Stated task: Review the listing and copy each line that holds the word "Volume".

── Extracted entries ──

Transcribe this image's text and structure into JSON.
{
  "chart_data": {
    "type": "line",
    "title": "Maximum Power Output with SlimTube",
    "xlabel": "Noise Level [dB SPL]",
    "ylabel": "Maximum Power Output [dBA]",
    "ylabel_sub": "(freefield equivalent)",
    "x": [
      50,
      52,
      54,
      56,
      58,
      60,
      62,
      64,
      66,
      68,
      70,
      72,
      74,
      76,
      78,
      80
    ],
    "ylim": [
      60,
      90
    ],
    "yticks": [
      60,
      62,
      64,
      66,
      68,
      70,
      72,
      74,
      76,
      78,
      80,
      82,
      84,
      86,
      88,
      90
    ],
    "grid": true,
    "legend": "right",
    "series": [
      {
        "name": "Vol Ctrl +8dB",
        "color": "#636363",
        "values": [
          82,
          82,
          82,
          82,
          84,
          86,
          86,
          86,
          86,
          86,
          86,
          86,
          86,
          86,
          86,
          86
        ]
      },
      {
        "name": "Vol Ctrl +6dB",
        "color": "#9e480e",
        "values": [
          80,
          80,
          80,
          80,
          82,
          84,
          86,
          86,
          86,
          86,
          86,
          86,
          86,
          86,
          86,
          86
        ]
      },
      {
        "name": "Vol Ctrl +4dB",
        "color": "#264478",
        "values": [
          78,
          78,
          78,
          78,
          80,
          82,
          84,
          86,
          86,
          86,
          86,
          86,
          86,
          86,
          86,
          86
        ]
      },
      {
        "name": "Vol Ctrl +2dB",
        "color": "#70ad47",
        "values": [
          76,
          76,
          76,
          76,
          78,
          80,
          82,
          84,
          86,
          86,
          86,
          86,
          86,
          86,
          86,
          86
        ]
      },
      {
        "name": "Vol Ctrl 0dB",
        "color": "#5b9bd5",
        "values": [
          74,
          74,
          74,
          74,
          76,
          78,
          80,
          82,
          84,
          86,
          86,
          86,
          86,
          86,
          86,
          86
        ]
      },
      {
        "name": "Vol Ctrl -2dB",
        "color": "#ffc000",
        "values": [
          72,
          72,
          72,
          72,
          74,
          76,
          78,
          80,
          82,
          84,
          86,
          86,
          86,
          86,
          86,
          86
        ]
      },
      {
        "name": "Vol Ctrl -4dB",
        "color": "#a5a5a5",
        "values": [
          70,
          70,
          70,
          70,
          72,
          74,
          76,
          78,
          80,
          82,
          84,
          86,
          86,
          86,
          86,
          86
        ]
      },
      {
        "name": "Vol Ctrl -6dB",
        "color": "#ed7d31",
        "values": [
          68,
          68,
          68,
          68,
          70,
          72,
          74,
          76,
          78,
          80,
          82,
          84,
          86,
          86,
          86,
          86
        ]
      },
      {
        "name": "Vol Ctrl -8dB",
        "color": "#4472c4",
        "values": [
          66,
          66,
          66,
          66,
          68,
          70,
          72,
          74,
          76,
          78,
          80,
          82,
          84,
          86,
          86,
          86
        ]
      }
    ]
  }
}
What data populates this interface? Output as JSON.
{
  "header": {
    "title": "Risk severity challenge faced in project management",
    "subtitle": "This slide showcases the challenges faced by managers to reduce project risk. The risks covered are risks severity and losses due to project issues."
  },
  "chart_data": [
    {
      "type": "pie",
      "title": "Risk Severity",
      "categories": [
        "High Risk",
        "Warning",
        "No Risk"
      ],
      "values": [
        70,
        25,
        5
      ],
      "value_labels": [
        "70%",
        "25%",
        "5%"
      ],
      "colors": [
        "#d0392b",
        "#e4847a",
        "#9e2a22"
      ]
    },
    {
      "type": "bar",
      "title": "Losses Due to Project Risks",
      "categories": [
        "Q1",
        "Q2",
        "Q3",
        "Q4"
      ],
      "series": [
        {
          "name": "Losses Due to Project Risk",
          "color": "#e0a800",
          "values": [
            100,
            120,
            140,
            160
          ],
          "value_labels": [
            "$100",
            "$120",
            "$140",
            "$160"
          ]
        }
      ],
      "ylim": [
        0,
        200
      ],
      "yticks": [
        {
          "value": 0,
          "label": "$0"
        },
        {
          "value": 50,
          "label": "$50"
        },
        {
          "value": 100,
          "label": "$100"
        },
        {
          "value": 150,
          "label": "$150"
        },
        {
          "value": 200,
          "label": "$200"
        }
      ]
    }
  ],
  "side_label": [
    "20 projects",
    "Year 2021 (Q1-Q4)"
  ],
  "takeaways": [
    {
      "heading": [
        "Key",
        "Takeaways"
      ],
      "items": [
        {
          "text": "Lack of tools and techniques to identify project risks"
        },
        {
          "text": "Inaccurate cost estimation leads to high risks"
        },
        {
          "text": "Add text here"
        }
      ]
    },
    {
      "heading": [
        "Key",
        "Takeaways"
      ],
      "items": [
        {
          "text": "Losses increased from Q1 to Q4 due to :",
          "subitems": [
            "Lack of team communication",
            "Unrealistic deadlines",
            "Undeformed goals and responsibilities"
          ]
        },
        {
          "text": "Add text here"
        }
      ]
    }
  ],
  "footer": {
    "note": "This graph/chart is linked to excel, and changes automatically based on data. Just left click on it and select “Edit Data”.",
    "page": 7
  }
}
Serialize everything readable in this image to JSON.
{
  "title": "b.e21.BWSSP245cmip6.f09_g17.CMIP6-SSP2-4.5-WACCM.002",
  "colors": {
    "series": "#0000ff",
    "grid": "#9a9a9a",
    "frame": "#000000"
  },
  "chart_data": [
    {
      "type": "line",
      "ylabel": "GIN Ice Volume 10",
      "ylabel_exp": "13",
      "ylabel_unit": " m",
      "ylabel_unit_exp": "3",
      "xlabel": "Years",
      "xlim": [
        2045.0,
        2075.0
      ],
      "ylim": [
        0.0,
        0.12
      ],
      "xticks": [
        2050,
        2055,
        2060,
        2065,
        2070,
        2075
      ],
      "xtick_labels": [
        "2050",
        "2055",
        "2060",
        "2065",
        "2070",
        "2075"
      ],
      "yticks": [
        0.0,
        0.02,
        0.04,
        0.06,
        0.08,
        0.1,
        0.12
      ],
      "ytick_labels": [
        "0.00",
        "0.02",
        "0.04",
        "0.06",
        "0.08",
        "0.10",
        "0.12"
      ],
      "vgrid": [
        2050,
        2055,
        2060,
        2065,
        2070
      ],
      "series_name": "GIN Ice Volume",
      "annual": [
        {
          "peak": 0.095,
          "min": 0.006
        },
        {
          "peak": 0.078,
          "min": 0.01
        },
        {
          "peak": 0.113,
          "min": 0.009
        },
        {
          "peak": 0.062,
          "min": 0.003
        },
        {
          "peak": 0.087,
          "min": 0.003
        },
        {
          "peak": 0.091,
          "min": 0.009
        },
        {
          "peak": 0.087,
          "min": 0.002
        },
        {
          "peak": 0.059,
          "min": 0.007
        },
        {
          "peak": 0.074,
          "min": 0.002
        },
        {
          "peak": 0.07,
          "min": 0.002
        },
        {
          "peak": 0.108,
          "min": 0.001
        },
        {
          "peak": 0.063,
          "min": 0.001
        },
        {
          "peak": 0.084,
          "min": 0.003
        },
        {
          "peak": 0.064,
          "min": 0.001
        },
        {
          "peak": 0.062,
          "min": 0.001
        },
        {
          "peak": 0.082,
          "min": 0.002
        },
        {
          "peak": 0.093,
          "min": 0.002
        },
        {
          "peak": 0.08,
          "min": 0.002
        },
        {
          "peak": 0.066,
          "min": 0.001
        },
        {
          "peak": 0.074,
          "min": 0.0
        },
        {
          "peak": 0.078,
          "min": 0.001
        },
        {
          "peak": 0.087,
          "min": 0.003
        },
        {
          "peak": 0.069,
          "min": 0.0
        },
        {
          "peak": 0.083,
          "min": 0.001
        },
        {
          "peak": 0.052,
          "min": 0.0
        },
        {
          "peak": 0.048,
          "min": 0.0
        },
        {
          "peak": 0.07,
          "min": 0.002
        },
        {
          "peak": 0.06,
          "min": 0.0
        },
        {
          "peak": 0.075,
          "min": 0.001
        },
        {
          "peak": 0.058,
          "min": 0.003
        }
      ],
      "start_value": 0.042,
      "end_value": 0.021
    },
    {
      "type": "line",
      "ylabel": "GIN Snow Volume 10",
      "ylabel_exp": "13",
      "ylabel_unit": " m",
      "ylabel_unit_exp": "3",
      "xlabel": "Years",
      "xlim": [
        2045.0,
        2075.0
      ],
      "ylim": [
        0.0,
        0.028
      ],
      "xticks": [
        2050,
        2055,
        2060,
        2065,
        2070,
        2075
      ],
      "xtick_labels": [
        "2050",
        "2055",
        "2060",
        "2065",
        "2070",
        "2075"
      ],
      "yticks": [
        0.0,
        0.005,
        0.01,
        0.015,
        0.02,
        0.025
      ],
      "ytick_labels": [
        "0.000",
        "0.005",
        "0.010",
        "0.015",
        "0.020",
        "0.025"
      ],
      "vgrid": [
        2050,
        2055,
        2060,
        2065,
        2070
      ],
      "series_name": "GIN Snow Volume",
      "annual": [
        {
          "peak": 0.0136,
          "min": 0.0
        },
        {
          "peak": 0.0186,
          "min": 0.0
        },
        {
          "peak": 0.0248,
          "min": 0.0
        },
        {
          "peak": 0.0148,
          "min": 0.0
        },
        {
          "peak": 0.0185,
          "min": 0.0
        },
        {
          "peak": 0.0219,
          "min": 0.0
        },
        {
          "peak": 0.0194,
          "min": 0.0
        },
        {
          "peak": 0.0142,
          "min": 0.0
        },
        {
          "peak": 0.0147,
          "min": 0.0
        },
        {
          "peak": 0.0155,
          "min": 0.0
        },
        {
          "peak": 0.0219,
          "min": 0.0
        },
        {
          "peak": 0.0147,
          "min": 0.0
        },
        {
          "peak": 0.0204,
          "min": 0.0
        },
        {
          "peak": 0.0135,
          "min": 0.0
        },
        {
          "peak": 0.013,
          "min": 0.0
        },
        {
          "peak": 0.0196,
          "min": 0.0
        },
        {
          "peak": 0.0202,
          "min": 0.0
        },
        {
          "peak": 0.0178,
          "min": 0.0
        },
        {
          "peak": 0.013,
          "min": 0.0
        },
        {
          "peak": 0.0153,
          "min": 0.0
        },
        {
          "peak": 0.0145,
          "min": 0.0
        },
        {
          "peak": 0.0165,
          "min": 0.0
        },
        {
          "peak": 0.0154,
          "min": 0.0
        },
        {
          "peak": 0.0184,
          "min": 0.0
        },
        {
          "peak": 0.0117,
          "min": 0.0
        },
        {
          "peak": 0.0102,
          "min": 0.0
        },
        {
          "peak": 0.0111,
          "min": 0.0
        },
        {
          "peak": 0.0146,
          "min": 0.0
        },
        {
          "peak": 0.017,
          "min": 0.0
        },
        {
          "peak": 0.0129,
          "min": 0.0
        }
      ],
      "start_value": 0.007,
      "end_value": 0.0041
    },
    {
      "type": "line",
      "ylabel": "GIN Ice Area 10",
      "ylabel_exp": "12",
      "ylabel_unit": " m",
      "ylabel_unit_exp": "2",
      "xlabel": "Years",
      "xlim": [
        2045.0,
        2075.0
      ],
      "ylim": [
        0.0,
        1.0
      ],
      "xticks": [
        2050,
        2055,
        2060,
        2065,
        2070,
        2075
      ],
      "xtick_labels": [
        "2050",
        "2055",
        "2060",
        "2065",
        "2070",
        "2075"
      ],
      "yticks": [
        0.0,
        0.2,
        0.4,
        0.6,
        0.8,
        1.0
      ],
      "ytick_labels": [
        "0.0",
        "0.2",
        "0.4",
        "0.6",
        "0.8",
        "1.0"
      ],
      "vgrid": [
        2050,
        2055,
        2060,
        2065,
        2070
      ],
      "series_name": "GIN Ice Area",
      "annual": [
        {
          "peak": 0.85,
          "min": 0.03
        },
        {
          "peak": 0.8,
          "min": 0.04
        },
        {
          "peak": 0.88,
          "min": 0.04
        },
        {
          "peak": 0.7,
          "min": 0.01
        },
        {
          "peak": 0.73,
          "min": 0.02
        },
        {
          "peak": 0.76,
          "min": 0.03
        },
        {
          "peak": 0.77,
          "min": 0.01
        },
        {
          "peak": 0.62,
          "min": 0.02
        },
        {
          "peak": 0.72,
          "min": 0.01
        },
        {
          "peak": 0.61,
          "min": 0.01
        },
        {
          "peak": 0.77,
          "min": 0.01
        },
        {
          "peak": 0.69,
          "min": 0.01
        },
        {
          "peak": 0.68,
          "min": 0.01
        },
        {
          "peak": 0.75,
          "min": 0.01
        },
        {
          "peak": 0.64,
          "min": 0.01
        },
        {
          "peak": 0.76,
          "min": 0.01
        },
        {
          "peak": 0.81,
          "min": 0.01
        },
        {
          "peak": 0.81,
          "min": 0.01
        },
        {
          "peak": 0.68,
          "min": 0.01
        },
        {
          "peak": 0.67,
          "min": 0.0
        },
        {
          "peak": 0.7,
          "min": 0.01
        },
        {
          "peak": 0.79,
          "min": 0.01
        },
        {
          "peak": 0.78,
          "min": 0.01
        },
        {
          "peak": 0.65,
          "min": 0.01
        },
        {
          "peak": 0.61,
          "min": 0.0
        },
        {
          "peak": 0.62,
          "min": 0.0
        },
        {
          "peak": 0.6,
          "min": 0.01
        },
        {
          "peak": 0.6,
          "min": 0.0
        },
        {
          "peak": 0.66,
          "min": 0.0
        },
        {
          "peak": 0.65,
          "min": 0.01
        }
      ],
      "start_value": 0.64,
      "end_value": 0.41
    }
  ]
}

───

Task solution:
      "ylabel": "GIN Ice Volume 10",
      "series_name": "GIN Ice Volume",
      "ylabel": "GIN Snow Volume 10",
      "series_name": "GIN Snow Volume",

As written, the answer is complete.